WHAT TO DO
Read through the data and report every line in which the word "JSON" occurs.

Figure dataset records
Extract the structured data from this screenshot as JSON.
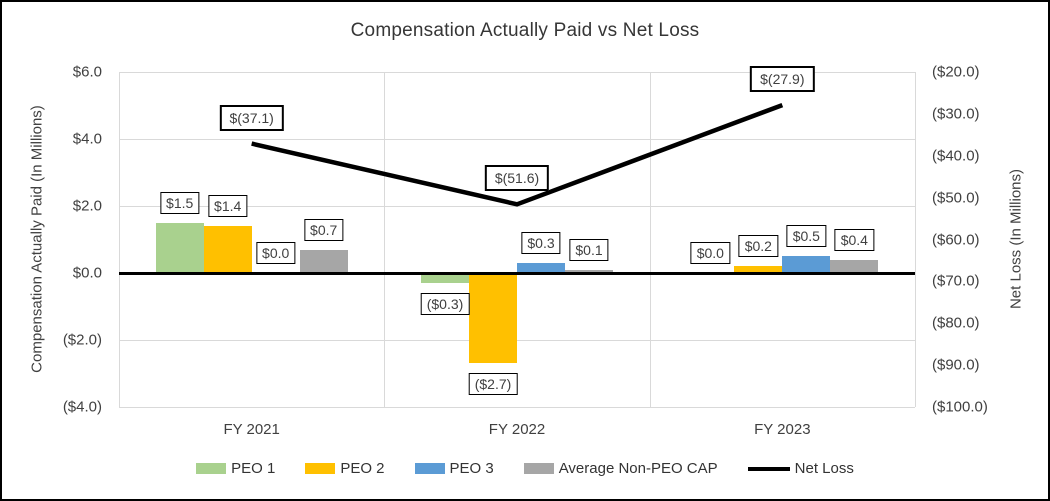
{
  "title": "Compensation Actually Paid vs Net Loss",
  "left_axis": {
    "title": "Compensation Actually Paid (In Millions)",
    "ticks": [
      "$6.0",
      "$4.0",
      "$2.0",
      "$0.0",
      "($2.0)",
      "($4.0)"
    ],
    "zero_tick_index": 3
  },
  "right_axis": {
    "title": "Net Loss (In Millions)",
    "ticks": [
      "($20.0)",
      "($30.0)",
      "($40.0)",
      "($50.0)",
      "($60.0)",
      "($70.0)",
      "($80.0)",
      "($90.0)",
      "($100.0)"
    ]
  },
  "chart_data": {
    "type": "bar",
    "subtype": "clustered bars with overlaid line, dual y-axes",
    "title": "Compensation Actually Paid vs Net Loss",
    "categories": [
      "FY 2021",
      "FY 2022",
      "FY 2023"
    ],
    "left_ylim": [
      -4.0,
      6.0
    ],
    "right_ylim": [
      -100.0,
      -20.0
    ],
    "grid": true,
    "legend_position": "bottom",
    "series": [
      {
        "name": "PEO 1",
        "type": "bar",
        "axis": "left",
        "color": "#a9d18e",
        "values": [
          1.5,
          -0.3,
          0.0
        ],
        "labels": [
          "$1.5",
          "($0.3)",
          "$0.0"
        ]
      },
      {
        "name": "PEO 2",
        "type": "bar",
        "axis": "left",
        "color": "#ffc000",
        "values": [
          1.4,
          -2.7,
          0.2
        ],
        "labels": [
          "$1.4",
          "($2.7)",
          "$0.2"
        ]
      },
      {
        "name": "PEO 3",
        "type": "bar",
        "axis": "left",
        "color": "#5b9bd5",
        "values": [
          0.0,
          0.3,
          0.5
        ],
        "labels": [
          "$0.0",
          "$0.3",
          "$0.5"
        ]
      },
      {
        "name": "Average Non-PEO CAP",
        "type": "bar",
        "axis": "left",
        "color": "#a6a6a6",
        "values": [
          0.7,
          0.1,
          0.4
        ],
        "labels": [
          "$0.7",
          "$0.1",
          "$0.4"
        ]
      },
      {
        "name": "Net Loss",
        "type": "line",
        "axis": "right",
        "color": "#000000",
        "values": [
          -37.1,
          -51.6,
          -27.9
        ],
        "labels": [
          "$(37.1)",
          "$(51.6)",
          "$(27.9)"
        ]
      }
    ]
  }
}
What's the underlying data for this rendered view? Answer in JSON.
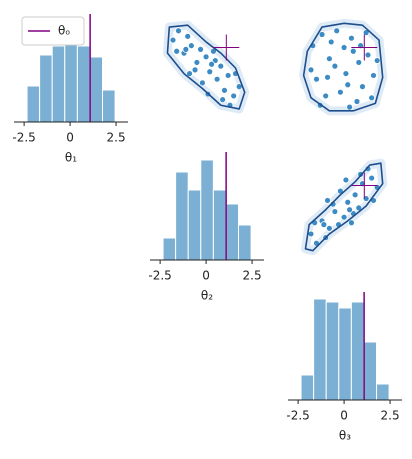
{
  "chart_data": [
    {
      "type": "histogram",
      "xlabel": "θ₁",
      "bins": [
        -2.34,
        -1.656,
        -0.972,
        -0.288,
        0.396,
        1.08,
        1.764,
        2.448
      ],
      "counts": [
        36,
        67,
        76,
        86,
        76,
        65,
        32
      ],
      "xlim": [
        -3.05,
        3.15
      ],
      "ylim": [
        0,
        108
      ],
      "xticks": [
        -2.5,
        0,
        2.5
      ],
      "color": "#7bafd4",
      "observed": 1.09,
      "observed_color": "#800080",
      "legend": {
        "label": "θₒ",
        "loc": "upper left"
      }
    },
    {
      "type": "scatter",
      "x": [
        -1.8,
        -1.5,
        -1.2,
        -1.0,
        -0.8,
        -0.5,
        -0.3,
        0,
        0.2,
        0.4,
        0.6,
        0.8,
        1.0,
        1.2,
        1.5,
        1.8,
        -1.6,
        -0.9,
        -0.2,
        0.5,
        1.3,
        -1.1,
        0.1,
        0.9,
        1.6,
        -0.6,
        0.3
      ],
      "y": [
        1.5,
        2.0,
        0.8,
        1.7,
        1.2,
        0.3,
        1.0,
        0.6,
        -0.2,
        0.9,
        -0.6,
        0.1,
        -1.2,
        -0.4,
        -1.5,
        -1.0,
        0.9,
        -0.3,
        -0.8,
        0.4,
        -2.0,
        1.0,
        -1.4,
        -1.7,
        -0.3,
        -0.1,
        0.2
      ],
      "contour_x": [
        -2.0,
        -1.0,
        0.0,
        0.8,
        1.6,
        2.1,
        1.8,
        0.8,
        -0.2,
        -1.2,
        -2.1
      ],
      "contour_y": [
        2.2,
        2.3,
        1.4,
        0.8,
        0.0,
        -1.3,
        -2.2,
        -2.0,
        -1.1,
        -0.3,
        0.8
      ],
      "xlim": [
        -3.05,
        3.15
      ],
      "ylim": [
        -2.9,
        2.9
      ],
      "color": "#3d8bc4",
      "contour_color": "#1f4e8c",
      "observed": [
        1.1,
        1.1
      ],
      "observed_color": "#800080"
    },
    {
      "type": "scatter",
      "x": [
        -1.7,
        -1.2,
        -0.8,
        -0.4,
        0,
        0.4,
        0.8,
        1.2,
        1.6,
        -1.5,
        -1.0,
        -0.5,
        0.2,
        0.7,
        1.3,
        -1.3,
        -0.2,
        0.5,
        1.0,
        -0.7,
        0.1,
        0.9,
        1.8,
        -1.8,
        0.3,
        -0.9,
        1.5
      ],
      "y": [
        1.2,
        1.8,
        0.5,
        2.0,
        1.1,
        1.6,
        0.3,
        1.9,
        -0.4,
        -0.6,
        -1.5,
        0.1,
        -0.9,
        -1.8,
        0.7,
        -2.0,
        -1.3,
        0.9,
        -1.0,
        1.4,
        -0.3,
        1.2,
        0.4,
        -0.1,
        -2.1,
        -0.5,
        -1.6
      ],
      "contour_x": [
        -2.0,
        -1.2,
        0,
        1.0,
        1.9,
        2.1,
        1.7,
        0.5,
        -0.8,
        -1.8,
        -2.2
      ],
      "contour_y": [
        0.9,
        2.2,
        2.4,
        2.3,
        1.5,
        -0.5,
        -1.9,
        -2.3,
        -2.3,
        -1.6,
        -0.4
      ],
      "xlim": [
        -3.05,
        3.15
      ],
      "ylim": [
        -2.9,
        2.9
      ],
      "color": "#3d8bc4",
      "contour_color": "#1f4e8c",
      "observed": [
        1.1,
        1.1
      ],
      "observed_color": "#800080"
    },
    {
      "type": "histogram",
      "xlabel": "θ₂",
      "bins": [
        -2.34,
        -1.656,
        -0.972,
        -0.288,
        0.396,
        1.08,
        1.764,
        2.448
      ],
      "counts": [
        22,
        88,
        70,
        100,
        70,
        56,
        35
      ],
      "xlim": [
        -3.05,
        3.15
      ],
      "ylim": [
        0,
        108
      ],
      "xticks": [
        -2.5,
        0,
        2.5
      ],
      "color": "#7bafd4",
      "observed": 1.09,
      "observed_color": "#800080"
    },
    {
      "type": "scatter",
      "x": [
        -1.8,
        -1.5,
        -1.2,
        -1.0,
        -0.8,
        -0.5,
        -0.3,
        0,
        0.2,
        0.4,
        0.6,
        0.8,
        1.0,
        1.2,
        1.5,
        1.8,
        -1.6,
        -0.9,
        -0.2,
        0.5,
        1.3,
        -1.1,
        0.1,
        0.9,
        1.6,
        -0.6,
        0.3
      ],
      "y": [
        -1.5,
        -2.0,
        -0.8,
        -1.7,
        -1.2,
        -0.3,
        -1.0,
        -0.6,
        0.2,
        -0.9,
        0.6,
        -0.1,
        1.2,
        0.4,
        1.5,
        1.0,
        -0.9,
        0.3,
        0.8,
        -0.4,
        2.0,
        -1.0,
        1.4,
        1.7,
        0.3,
        0.1,
        -0.2
      ],
      "contour_x": [
        -2.1,
        -1.9,
        -1.0,
        -0.2,
        0.6,
        1.4,
        2.0,
        2.1,
        1.2,
        0.2,
        -0.8,
        -1.7
      ],
      "contour_y": [
        -2.3,
        -1.0,
        -0.2,
        0.6,
        1.3,
        2.2,
        2.3,
        1.2,
        0.0,
        -0.8,
        -1.5,
        -2.4
      ],
      "xlim": [
        -3.05,
        3.15
      ],
      "ylim": [
        -2.9,
        2.9
      ],
      "color": "#3d8bc4",
      "contour_color": "#1f4e8c",
      "observed": [
        1.1,
        1.1
      ],
      "observed_color": "#800080"
    },
    {
      "type": "histogram",
      "xlabel": "θ₃",
      "bins": [
        -2.34,
        -1.656,
        -0.972,
        -0.288,
        0.396,
        1.08,
        1.764,
        2.448
      ],
      "counts": [
        25,
        101,
        98,
        92,
        98,
        58,
        16
      ],
      "xlim": [
        -3.05,
        3.15
      ],
      "ylim": [
        0,
        108
      ],
      "xticks": [
        -2.5,
        0,
        2.5
      ],
      "color": "#7bafd4",
      "observed": 1.09,
      "observed_color": "#800080"
    }
  ]
}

EXERCISE RESPONSE
Extract the structured data from this screenshot as JSON.
What's the underlying data for this rendered view? Answer in JSON.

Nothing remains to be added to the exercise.